Pick out each line containing the string "Jones" and copy it.

Structured figure records
• • •

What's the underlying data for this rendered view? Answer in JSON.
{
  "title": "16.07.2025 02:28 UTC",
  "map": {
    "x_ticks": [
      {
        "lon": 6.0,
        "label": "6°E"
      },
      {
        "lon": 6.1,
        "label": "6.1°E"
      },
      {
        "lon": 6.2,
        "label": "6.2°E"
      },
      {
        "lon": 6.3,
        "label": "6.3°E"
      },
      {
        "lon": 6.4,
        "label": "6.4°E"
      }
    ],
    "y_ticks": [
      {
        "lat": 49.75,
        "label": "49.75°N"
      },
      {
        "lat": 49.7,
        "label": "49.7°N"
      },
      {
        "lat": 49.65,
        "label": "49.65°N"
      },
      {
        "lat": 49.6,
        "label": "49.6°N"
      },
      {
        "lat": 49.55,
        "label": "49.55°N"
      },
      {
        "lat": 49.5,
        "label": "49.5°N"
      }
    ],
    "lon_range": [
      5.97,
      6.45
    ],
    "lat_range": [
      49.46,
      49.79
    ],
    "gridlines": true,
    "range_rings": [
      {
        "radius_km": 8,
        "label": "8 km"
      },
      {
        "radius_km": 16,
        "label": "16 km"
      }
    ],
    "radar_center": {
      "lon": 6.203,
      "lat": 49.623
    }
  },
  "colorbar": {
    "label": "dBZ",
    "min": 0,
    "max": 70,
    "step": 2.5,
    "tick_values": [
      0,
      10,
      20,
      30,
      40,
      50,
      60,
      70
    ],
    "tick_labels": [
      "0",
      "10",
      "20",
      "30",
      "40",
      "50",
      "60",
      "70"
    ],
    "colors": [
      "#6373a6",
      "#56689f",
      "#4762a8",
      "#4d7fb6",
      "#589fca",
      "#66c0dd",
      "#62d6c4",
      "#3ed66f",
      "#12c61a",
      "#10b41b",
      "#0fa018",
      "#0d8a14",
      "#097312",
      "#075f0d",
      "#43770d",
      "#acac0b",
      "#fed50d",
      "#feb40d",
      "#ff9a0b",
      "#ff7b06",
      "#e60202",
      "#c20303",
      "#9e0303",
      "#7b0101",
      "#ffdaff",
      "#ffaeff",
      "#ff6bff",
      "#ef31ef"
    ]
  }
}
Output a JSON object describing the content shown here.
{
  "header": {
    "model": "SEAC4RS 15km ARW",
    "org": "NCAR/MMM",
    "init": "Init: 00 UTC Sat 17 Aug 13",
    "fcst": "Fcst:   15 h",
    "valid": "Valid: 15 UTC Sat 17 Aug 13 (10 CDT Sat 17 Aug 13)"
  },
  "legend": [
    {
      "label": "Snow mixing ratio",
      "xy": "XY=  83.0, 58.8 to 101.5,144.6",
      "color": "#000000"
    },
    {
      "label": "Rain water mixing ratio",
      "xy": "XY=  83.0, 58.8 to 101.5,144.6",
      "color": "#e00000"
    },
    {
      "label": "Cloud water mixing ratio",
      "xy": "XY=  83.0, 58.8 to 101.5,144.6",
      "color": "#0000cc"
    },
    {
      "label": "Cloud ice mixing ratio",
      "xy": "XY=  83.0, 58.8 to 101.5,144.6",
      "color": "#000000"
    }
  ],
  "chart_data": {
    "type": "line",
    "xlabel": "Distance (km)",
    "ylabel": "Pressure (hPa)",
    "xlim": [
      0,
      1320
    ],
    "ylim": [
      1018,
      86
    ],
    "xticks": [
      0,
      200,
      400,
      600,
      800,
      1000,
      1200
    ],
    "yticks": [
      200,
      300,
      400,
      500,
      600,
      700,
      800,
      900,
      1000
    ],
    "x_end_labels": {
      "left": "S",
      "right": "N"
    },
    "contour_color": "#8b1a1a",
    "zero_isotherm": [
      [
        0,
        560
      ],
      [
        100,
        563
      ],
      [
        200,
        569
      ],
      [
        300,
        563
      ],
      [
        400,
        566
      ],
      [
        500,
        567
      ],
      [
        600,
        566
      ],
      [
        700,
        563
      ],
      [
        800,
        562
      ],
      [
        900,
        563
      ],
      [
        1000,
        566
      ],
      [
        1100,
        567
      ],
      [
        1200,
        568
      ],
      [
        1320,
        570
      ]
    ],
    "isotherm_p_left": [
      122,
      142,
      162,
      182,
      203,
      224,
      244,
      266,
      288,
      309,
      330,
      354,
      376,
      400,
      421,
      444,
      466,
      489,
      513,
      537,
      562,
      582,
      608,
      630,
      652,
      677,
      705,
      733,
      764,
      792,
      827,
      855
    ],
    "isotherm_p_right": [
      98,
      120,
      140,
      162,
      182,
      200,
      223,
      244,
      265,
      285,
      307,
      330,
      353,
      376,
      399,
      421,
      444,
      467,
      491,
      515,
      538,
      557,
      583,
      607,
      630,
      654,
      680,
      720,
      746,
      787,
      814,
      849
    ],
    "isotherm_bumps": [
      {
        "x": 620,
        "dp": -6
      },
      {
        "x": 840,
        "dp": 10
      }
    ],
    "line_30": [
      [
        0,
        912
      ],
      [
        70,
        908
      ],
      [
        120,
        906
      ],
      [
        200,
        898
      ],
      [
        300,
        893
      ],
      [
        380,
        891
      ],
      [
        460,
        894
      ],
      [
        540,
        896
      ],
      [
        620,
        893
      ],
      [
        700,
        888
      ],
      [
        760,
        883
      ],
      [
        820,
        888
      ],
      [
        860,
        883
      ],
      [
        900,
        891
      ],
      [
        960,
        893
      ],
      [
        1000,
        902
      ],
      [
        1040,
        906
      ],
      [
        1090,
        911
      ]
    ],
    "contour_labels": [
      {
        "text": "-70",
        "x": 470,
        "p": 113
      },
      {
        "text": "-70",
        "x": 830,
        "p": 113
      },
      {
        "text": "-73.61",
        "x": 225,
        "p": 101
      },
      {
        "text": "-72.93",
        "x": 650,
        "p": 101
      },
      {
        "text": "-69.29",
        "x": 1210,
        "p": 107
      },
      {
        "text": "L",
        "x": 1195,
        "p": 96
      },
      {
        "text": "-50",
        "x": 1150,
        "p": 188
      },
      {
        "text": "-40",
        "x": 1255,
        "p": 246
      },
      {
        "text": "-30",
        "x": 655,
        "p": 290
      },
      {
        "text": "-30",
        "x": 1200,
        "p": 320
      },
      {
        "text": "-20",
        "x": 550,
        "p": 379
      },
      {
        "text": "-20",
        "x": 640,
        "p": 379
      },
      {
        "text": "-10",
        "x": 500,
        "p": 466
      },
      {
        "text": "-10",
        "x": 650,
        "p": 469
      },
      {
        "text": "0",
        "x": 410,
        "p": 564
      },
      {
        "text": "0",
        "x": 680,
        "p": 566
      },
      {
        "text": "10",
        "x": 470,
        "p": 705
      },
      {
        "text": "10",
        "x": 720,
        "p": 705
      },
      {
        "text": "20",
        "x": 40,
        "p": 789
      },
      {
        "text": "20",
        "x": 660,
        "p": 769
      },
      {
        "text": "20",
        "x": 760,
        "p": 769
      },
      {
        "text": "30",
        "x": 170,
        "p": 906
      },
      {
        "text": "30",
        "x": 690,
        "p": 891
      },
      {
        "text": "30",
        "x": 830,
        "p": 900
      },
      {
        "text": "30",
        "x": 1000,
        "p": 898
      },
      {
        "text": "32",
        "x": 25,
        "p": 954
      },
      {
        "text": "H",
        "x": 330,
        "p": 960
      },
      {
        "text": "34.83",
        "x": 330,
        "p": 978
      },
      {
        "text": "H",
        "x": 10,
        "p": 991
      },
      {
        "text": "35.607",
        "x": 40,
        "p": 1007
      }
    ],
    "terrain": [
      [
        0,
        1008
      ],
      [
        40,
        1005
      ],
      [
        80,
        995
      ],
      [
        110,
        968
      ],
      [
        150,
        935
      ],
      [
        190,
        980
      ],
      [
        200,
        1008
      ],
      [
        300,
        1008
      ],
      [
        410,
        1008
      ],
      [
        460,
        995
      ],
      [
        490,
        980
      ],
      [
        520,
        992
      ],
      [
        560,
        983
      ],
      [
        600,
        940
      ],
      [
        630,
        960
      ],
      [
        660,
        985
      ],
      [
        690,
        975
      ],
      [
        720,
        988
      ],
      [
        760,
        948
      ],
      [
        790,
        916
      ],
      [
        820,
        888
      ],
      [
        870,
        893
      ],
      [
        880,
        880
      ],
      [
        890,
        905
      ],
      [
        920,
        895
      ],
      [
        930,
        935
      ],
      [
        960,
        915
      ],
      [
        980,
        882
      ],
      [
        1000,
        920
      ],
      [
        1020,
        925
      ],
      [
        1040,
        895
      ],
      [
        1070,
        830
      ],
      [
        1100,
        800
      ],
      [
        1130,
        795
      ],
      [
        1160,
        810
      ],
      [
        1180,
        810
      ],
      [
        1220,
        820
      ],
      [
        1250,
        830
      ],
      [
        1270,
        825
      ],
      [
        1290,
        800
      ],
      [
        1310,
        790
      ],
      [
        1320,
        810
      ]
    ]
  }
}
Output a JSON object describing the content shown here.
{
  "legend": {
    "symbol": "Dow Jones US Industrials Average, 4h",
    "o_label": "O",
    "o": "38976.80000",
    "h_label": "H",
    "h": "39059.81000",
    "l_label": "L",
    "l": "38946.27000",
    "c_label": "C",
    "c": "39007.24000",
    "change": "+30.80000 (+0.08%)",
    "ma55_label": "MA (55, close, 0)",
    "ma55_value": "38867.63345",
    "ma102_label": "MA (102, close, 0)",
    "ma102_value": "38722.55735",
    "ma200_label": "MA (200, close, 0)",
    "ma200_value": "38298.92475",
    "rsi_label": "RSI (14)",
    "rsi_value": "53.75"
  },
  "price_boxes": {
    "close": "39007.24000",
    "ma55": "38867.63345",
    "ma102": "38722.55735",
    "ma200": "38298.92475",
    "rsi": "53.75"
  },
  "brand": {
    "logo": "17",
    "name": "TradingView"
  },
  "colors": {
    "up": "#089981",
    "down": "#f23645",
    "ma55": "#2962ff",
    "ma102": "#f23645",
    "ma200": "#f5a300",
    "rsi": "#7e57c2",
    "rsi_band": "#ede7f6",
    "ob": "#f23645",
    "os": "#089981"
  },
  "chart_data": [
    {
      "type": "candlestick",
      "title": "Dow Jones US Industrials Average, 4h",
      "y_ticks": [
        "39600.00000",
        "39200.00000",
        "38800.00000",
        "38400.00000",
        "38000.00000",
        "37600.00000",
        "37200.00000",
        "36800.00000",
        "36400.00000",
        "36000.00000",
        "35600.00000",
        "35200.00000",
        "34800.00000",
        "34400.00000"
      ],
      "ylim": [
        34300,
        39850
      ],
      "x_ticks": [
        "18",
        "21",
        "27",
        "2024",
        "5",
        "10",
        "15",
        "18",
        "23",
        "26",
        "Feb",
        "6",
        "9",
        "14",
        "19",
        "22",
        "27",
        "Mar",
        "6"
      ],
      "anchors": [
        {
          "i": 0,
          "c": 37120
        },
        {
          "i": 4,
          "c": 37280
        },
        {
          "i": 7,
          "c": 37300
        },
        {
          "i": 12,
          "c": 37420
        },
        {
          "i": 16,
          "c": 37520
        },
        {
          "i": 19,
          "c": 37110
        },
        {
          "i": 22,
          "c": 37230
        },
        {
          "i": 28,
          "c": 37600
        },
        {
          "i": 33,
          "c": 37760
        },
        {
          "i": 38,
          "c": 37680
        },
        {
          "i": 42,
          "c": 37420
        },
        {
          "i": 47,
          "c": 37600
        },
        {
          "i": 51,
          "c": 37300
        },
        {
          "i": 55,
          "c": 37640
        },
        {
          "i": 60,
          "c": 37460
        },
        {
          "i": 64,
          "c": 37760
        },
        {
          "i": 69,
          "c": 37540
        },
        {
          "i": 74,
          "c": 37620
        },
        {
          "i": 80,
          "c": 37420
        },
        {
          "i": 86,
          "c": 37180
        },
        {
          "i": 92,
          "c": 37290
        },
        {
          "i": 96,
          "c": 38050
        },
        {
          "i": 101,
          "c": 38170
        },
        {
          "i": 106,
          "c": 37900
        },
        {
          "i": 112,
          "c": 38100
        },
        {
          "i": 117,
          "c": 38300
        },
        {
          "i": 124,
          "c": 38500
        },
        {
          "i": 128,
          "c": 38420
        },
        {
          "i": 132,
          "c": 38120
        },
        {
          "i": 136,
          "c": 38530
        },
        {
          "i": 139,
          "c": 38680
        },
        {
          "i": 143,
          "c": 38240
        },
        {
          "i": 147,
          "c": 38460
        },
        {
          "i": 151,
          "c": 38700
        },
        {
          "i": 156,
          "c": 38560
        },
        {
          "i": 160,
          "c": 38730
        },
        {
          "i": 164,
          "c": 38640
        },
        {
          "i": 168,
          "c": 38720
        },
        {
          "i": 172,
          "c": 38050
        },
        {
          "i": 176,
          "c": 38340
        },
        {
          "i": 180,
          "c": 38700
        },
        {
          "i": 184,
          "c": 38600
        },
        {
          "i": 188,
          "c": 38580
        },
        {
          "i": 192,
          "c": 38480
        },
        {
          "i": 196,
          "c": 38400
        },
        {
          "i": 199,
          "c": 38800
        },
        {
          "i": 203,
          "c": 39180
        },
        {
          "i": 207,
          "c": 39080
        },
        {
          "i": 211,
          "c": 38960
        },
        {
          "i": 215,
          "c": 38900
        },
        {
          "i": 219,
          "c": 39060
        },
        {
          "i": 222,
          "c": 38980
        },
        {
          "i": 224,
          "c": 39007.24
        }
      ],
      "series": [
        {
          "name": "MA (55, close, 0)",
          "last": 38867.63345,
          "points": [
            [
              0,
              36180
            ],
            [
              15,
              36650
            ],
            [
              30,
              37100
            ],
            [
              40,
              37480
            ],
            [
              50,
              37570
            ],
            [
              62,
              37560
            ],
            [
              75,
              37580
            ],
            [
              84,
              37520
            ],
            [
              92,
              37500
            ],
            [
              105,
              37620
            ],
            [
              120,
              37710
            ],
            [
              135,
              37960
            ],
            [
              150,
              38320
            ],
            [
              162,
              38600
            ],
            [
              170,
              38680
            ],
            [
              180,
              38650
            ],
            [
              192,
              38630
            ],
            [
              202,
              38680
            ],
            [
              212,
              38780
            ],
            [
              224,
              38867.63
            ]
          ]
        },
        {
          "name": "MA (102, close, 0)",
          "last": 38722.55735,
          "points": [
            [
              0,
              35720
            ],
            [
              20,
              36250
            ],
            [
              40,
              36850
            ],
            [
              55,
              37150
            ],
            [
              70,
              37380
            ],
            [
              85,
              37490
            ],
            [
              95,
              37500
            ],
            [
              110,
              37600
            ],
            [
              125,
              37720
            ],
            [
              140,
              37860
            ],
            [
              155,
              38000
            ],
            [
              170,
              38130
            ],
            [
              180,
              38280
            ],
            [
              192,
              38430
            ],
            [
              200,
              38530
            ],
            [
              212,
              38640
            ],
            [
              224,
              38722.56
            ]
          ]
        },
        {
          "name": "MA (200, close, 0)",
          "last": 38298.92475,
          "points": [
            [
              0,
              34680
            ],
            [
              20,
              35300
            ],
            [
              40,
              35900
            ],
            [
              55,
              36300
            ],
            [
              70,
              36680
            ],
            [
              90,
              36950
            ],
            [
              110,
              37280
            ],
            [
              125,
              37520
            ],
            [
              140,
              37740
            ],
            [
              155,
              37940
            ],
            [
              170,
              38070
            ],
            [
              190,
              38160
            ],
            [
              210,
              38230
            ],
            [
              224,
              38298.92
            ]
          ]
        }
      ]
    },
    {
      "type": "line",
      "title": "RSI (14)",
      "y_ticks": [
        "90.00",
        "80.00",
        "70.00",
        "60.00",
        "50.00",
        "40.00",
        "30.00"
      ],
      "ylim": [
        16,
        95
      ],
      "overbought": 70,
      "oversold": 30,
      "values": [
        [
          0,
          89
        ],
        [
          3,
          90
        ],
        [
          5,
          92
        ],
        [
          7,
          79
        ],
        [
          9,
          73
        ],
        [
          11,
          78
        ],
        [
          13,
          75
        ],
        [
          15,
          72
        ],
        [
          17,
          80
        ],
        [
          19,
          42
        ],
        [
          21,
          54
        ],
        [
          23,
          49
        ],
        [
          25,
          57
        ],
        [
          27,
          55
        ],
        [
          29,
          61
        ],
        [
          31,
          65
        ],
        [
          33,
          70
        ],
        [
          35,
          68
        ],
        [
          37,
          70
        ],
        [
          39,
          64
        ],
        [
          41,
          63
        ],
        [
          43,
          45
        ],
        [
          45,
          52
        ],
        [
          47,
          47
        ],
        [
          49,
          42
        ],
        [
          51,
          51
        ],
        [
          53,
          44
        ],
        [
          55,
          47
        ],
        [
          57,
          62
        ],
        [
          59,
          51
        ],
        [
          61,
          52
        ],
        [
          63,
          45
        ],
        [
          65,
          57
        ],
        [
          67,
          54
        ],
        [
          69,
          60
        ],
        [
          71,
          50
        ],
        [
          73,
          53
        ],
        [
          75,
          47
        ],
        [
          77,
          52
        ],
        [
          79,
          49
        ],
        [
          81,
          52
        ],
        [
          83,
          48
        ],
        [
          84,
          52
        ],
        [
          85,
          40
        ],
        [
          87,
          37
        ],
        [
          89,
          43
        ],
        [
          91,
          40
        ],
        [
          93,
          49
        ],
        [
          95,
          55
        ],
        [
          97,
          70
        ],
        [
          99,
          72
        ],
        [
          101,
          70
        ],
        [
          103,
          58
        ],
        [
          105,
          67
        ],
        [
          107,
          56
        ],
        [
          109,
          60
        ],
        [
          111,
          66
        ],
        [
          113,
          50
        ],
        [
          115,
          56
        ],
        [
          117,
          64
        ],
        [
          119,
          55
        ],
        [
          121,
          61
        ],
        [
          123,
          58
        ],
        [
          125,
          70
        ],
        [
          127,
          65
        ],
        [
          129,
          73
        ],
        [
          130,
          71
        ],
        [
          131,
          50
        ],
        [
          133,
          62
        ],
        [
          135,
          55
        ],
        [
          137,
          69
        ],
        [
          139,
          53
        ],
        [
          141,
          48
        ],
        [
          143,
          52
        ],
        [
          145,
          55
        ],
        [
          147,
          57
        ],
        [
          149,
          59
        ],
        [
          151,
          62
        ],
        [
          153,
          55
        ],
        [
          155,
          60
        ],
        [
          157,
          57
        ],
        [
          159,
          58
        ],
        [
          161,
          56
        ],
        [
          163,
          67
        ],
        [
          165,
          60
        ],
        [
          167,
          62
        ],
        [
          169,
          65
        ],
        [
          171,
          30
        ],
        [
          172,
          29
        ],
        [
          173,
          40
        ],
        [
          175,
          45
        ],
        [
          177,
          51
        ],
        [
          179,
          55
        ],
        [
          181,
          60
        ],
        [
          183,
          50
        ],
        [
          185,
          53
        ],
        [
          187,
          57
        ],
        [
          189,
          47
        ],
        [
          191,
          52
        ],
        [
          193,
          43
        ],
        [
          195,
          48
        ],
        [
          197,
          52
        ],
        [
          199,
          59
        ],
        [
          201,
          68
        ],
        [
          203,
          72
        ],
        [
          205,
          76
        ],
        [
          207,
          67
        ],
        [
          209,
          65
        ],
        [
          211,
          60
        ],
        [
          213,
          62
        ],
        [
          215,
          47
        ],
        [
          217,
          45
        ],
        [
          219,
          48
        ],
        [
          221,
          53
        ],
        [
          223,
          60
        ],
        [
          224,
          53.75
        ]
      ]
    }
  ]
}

• • •

• _Completed exercise_
    "symbol": "Dow Jones US Industrials Average, 4h",
      "title": "Dow Jones US Industrials Average, 4h",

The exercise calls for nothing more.